TASK DIRECTIONS:
Reproduce every line of the records below, changing each occurrence of "line-series" to "data-series" and leaving everything else unchanged. Omit the pictures from your answer.

DATA SHOWN:
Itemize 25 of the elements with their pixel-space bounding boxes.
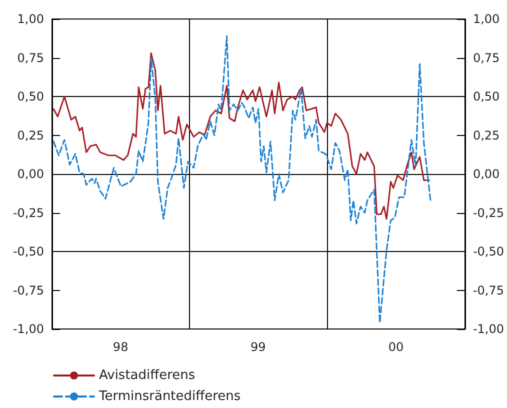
y2-tick-label: 0,50 [472, 90, 500, 104]
y2-tick-label: 0,00 [472, 167, 500, 181]
y-tick-label: 1,00 [17, 12, 44, 26]
y2-tick-label: -0,25 [472, 206, 504, 220]
legend-label: Terminsräntedifferens [98, 389, 241, 404]
line-series [52, 35, 432, 324]
y-tick-label: -0,75 [12, 283, 44, 298]
x-tick-label: 98 [112, 340, 128, 354]
x-tick-label: 99 [250, 340, 266, 354]
y2-tick-label: 1,00 [472, 12, 500, 26]
y2-tick-label: 0,75 [472, 50, 500, 65]
legend-label: Avistadifferens [99, 368, 196, 383]
y-tick-label: 0,25 [17, 128, 44, 142]
y-tick-label: 0,50 [17, 90, 44, 104]
y-tick-label: -1,00 [12, 322, 44, 336]
y2-tick-label: -0,75 [472, 283, 504, 298]
y-tick-label: -0,50 [12, 244, 44, 258]
y-tick-label: -0,25 [12, 206, 44, 220]
y2-tick-label: -0,50 [472, 244, 504, 258]
line-series [52, 52, 430, 220]
y-tick-label: 0,00 [17, 167, 44, 181]
y-tick-label: 0,75 [17, 50, 44, 65]
x-tick-label: 00 [388, 340, 404, 354]
y2-tick-label: -1,00 [472, 322, 504, 336]
y2-tick-label: 0,25 [472, 128, 500, 142]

RESULT:
Itemize 25 of the elements with their pixel-space bounding boxes.
y2-tick-label: 0,50 [472, 90, 500, 104]
y2-tick-label: 0,00 [472, 167, 500, 181]
y-tick-label: 1,00 [17, 12, 44, 26]
y2-tick-label: -0,25 [472, 206, 504, 220]
legend-label: Terminsräntedifferens [98, 389, 241, 404]
data-series [52, 35, 432, 324]
y-tick-label: -0,75 [12, 283, 44, 298]
x-tick-label: 98 [112, 340, 128, 354]
x-tick-label: 99 [250, 340, 266, 354]
y2-tick-label: 1,00 [472, 12, 500, 26]
y2-tick-label: 0,75 [472, 50, 500, 65]
legend-label: Avistadifferens [99, 368, 196, 383]
y-tick-label: 0,25 [17, 128, 44, 142]
y-tick-label: 0,50 [17, 90, 44, 104]
y-tick-label: -1,00 [12, 322, 44, 336]
y2-tick-label: -0,75 [472, 283, 504, 298]
y-tick-label: -0,50 [12, 244, 44, 258]
y-tick-label: -0,25 [12, 206, 44, 220]
y2-tick-label: -0,50 [472, 244, 504, 258]
data-series [52, 52, 430, 220]
y-tick-label: 0,00 [17, 167, 44, 181]
y-tick-label: 0,75 [17, 50, 44, 65]
x-tick-label: 00 [388, 340, 404, 354]
y2-tick-label: -1,00 [472, 322, 504, 336]
y2-tick-label: 0,25 [472, 128, 500, 142]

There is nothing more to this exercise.